What is needed> Identify the lines holding "РАБОТЫ" and copy them.

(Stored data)
==*==
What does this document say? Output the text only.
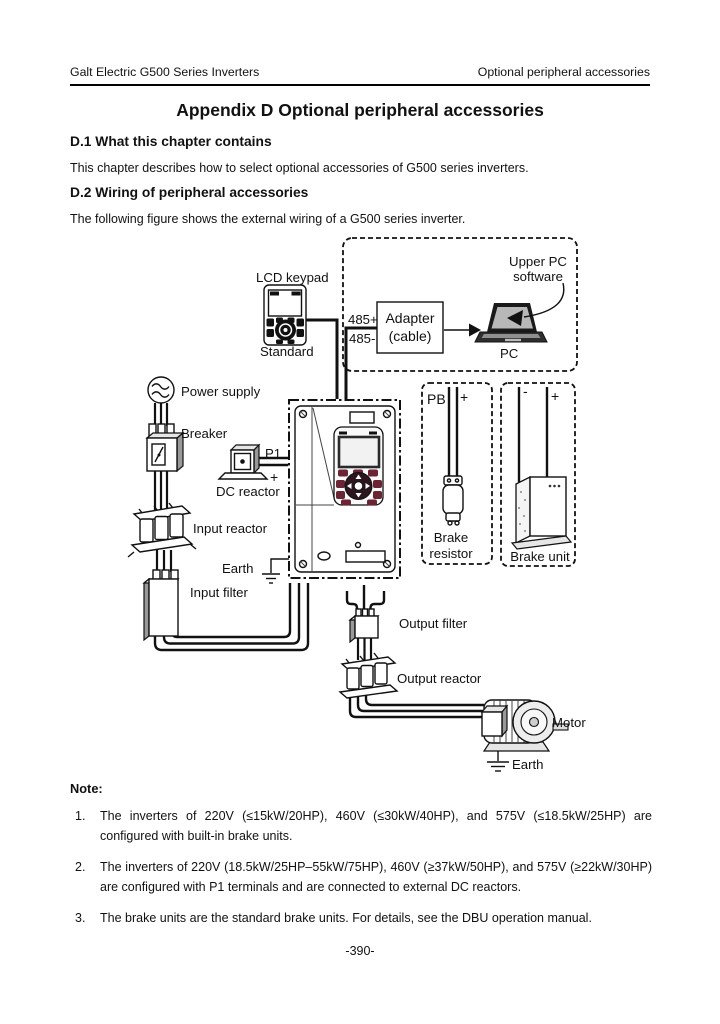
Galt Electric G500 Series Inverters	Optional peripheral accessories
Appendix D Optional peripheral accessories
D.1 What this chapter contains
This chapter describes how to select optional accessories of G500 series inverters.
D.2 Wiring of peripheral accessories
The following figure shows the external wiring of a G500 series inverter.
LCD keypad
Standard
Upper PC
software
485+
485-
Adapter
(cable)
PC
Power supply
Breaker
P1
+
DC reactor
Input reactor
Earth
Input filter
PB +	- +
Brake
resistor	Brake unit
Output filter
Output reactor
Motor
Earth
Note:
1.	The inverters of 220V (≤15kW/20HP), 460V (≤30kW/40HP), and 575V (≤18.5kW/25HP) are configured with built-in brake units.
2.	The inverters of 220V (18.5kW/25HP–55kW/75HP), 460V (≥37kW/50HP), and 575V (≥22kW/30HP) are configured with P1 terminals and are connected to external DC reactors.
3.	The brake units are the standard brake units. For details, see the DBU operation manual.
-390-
==*==
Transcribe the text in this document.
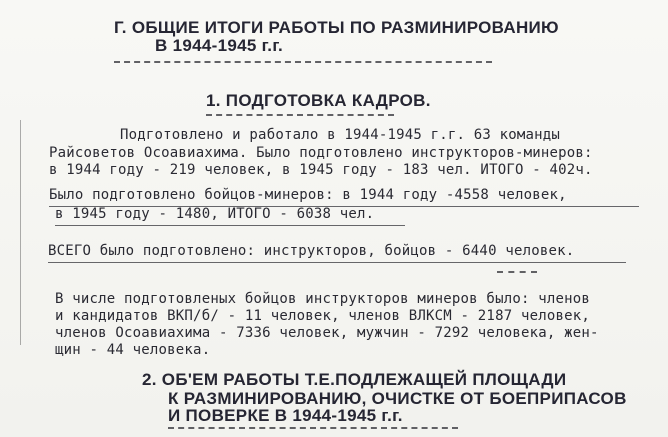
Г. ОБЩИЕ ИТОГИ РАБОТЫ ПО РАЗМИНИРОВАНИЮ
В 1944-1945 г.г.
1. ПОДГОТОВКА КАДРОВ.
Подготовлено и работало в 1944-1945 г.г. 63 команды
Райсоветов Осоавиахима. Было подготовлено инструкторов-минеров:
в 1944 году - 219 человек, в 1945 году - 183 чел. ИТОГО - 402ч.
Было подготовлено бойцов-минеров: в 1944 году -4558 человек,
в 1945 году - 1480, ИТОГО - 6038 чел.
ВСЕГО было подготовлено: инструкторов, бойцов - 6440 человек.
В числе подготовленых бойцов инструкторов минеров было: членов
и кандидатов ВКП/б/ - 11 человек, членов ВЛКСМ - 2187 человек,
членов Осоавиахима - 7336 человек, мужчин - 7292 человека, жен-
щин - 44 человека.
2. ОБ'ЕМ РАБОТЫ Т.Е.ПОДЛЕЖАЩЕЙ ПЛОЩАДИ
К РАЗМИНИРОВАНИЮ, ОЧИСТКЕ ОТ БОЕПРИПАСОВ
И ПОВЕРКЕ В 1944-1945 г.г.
==*==
Task result>
Г. ОБЩИЕ ИТОГИ РАБОТЫ ПО РАЗМИНИРОВАНИЮ
2. ОБ'ЕМ РАБОТЫ Т.Е.ПОДЛЕЖАЩЕЙ ПЛОЩАДИ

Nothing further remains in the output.